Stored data
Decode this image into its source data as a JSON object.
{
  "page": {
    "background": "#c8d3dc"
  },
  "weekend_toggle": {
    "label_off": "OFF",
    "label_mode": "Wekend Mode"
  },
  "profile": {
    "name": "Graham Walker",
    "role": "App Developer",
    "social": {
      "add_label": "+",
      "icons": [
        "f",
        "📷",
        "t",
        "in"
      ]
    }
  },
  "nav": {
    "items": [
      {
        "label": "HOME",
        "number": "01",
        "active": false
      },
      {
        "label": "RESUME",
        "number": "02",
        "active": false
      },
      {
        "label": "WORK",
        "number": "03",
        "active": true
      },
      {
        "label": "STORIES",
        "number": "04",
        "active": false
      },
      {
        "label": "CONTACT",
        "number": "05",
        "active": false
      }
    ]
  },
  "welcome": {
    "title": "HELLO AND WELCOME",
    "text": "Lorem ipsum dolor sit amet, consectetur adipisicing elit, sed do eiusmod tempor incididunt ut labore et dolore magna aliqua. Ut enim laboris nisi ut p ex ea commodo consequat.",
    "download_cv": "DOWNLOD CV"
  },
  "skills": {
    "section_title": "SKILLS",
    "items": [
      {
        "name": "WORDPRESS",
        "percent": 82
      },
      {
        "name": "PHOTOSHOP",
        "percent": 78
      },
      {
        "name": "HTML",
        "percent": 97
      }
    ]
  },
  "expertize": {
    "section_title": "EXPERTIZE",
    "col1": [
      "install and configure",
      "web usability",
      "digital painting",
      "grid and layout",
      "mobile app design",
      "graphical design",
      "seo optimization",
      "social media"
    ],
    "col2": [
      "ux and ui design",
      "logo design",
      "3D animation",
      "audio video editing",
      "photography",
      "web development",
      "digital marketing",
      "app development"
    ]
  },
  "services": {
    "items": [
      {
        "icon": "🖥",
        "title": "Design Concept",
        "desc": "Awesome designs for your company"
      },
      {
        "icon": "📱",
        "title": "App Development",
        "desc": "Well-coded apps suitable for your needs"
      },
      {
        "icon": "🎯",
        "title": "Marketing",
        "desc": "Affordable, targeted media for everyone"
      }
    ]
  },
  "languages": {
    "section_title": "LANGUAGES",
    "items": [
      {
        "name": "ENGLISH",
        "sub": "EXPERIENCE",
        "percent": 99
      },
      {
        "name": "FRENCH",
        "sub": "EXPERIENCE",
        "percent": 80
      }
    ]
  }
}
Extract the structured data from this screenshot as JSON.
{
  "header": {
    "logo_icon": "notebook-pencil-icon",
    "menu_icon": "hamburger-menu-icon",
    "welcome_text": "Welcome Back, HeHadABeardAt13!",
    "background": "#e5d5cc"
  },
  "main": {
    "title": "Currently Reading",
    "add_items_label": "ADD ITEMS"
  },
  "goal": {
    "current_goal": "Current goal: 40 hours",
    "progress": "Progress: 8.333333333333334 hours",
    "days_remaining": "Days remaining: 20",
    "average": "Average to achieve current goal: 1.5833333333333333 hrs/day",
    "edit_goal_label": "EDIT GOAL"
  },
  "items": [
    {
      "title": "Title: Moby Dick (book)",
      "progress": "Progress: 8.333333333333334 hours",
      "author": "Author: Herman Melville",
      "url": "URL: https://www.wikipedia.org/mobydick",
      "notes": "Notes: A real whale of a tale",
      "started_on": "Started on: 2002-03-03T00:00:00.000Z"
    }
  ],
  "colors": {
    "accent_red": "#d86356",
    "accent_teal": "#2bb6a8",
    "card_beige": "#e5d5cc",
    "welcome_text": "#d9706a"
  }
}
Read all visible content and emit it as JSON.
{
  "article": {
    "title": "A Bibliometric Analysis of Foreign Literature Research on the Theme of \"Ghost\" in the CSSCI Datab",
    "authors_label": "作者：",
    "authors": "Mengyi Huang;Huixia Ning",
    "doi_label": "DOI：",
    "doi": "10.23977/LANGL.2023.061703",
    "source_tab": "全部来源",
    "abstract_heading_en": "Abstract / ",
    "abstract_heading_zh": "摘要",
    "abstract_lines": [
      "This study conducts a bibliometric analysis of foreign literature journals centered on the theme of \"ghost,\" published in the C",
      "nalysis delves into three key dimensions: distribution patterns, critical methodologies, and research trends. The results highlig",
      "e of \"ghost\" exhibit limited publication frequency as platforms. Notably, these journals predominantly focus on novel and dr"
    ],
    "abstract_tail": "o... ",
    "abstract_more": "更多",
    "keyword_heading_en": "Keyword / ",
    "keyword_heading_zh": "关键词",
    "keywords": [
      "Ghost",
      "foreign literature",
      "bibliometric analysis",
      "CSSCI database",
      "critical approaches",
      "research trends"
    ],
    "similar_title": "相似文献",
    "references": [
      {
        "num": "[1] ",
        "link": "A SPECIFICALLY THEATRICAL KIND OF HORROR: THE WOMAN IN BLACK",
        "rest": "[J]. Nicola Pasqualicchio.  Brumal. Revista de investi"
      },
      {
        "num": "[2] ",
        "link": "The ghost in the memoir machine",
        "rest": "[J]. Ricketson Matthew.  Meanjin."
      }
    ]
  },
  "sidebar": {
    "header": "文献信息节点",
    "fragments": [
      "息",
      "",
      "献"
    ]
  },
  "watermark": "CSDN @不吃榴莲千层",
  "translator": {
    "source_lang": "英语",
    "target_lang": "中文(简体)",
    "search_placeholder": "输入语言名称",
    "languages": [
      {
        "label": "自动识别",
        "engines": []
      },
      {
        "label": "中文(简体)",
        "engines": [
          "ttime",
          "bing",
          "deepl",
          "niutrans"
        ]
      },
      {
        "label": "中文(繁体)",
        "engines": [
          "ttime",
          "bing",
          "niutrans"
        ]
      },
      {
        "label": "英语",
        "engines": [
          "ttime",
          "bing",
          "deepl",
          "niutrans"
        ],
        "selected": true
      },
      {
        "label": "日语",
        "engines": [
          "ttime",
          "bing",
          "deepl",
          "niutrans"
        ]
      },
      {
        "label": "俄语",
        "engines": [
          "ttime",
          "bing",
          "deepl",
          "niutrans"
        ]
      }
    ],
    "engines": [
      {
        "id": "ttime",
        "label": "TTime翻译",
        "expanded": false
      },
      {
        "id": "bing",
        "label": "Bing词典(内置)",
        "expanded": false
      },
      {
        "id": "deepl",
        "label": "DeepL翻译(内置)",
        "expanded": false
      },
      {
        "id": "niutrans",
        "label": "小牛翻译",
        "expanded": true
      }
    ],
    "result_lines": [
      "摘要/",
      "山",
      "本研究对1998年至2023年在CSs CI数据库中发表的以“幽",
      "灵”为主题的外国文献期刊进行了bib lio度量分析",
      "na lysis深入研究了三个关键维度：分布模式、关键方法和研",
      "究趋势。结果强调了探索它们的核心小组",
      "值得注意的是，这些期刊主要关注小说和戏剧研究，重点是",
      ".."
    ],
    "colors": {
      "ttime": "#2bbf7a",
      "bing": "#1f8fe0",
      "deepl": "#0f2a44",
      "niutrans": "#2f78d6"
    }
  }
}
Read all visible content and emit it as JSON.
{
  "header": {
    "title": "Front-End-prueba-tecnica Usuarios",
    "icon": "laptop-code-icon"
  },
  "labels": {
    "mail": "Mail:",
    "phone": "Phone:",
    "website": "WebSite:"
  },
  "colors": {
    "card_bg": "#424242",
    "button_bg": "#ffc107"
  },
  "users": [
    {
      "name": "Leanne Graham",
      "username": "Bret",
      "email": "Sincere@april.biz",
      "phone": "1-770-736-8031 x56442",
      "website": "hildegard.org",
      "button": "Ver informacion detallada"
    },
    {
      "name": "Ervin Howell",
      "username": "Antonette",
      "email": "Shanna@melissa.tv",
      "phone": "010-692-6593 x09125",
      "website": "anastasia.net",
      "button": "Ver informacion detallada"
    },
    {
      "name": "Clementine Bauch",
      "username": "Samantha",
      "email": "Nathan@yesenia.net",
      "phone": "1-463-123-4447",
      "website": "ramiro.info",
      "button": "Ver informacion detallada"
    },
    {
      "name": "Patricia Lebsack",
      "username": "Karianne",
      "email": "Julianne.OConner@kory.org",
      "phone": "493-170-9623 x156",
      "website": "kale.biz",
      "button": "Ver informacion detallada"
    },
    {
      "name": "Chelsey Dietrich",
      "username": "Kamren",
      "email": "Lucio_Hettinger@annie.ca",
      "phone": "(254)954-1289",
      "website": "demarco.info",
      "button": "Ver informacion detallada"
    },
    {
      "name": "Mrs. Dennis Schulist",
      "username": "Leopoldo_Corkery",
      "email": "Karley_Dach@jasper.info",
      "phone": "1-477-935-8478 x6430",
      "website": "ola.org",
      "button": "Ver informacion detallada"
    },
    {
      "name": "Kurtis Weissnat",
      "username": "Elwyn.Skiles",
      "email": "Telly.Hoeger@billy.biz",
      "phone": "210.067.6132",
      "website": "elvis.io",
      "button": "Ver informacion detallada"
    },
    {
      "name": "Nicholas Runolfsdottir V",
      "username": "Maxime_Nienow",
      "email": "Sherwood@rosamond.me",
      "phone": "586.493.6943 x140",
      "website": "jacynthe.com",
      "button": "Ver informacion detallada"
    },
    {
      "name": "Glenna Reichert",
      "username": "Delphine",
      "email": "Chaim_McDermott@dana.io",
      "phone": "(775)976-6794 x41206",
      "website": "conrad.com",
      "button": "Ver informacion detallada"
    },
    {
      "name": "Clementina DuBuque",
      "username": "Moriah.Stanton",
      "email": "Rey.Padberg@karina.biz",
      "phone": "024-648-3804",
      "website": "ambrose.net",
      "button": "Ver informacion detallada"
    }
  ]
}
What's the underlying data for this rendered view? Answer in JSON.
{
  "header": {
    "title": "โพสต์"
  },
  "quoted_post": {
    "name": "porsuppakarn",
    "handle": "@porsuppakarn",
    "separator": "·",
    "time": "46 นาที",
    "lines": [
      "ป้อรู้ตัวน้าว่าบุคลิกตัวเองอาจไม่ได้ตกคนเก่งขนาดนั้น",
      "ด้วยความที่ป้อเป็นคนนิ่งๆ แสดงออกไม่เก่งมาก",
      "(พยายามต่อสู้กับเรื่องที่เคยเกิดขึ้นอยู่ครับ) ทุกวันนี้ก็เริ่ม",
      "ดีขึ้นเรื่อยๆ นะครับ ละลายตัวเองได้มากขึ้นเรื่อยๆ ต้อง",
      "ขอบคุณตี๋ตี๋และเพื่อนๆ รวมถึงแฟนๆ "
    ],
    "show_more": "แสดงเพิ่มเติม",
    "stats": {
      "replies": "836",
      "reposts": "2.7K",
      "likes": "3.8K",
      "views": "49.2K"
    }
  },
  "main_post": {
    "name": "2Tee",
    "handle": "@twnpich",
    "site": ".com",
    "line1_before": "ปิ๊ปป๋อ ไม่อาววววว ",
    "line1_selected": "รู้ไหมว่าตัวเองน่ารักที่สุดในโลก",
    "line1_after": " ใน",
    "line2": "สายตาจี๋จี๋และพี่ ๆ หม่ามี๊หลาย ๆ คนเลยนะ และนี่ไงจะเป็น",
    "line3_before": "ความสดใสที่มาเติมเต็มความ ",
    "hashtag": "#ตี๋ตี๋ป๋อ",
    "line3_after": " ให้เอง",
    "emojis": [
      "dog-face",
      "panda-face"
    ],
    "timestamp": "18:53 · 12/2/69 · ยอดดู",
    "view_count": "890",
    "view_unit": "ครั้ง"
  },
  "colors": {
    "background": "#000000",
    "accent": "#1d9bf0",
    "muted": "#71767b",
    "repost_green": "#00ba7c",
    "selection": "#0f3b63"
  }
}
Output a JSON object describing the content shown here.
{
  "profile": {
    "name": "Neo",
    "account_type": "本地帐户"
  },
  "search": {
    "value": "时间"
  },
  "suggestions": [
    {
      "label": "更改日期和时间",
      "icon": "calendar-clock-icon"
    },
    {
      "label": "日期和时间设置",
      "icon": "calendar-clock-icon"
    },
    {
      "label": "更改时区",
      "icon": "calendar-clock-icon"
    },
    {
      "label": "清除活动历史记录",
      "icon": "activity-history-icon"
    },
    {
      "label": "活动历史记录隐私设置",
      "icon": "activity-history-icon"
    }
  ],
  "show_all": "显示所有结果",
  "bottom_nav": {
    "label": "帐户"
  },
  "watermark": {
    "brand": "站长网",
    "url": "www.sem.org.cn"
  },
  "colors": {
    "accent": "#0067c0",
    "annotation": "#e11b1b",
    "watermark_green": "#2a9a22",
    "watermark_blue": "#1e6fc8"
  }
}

_Written request_. Everything from the line containing "Output a JSON" through the final line of the listing, inclusive, must be reproduced exactly; leave out the rest.

_Full response_.
Output a JSON object describing the content shown here.
{
  "profile": {
    "name": "Neo",
    "account_type": "本地帐户"
  },
  "search": {
    "value": "时间"
  },
  "suggestions": [
    {
      "label": "更改日期和时间",
      "icon": "calendar-clock-icon"
    },
    {
      "label": "日期和时间设置",
      "icon": "calendar-clock-icon"
    },
    {
      "label": "更改时区",
      "icon": "calendar-clock-icon"
    },
    {
      "label": "清除活动历史记录",
      "icon": "activity-history-icon"
    },
    {
      "label": "活动历史记录隐私设置",
      "icon": "activity-history-icon"
    }
  ],
  "show_all": "显示所有结果",
  "bottom_nav": {
    "label": "帐户"
  },
  "watermark": {
    "brand": "站长网",
    "url": "www.sem.org.cn"
  },
  "colors": {
    "accent": "#0067c0",
    "annotation": "#e11b1b",
    "watermark_green": "#2a9a22",
    "watermark_blue": "#1e6fc8"
  }
}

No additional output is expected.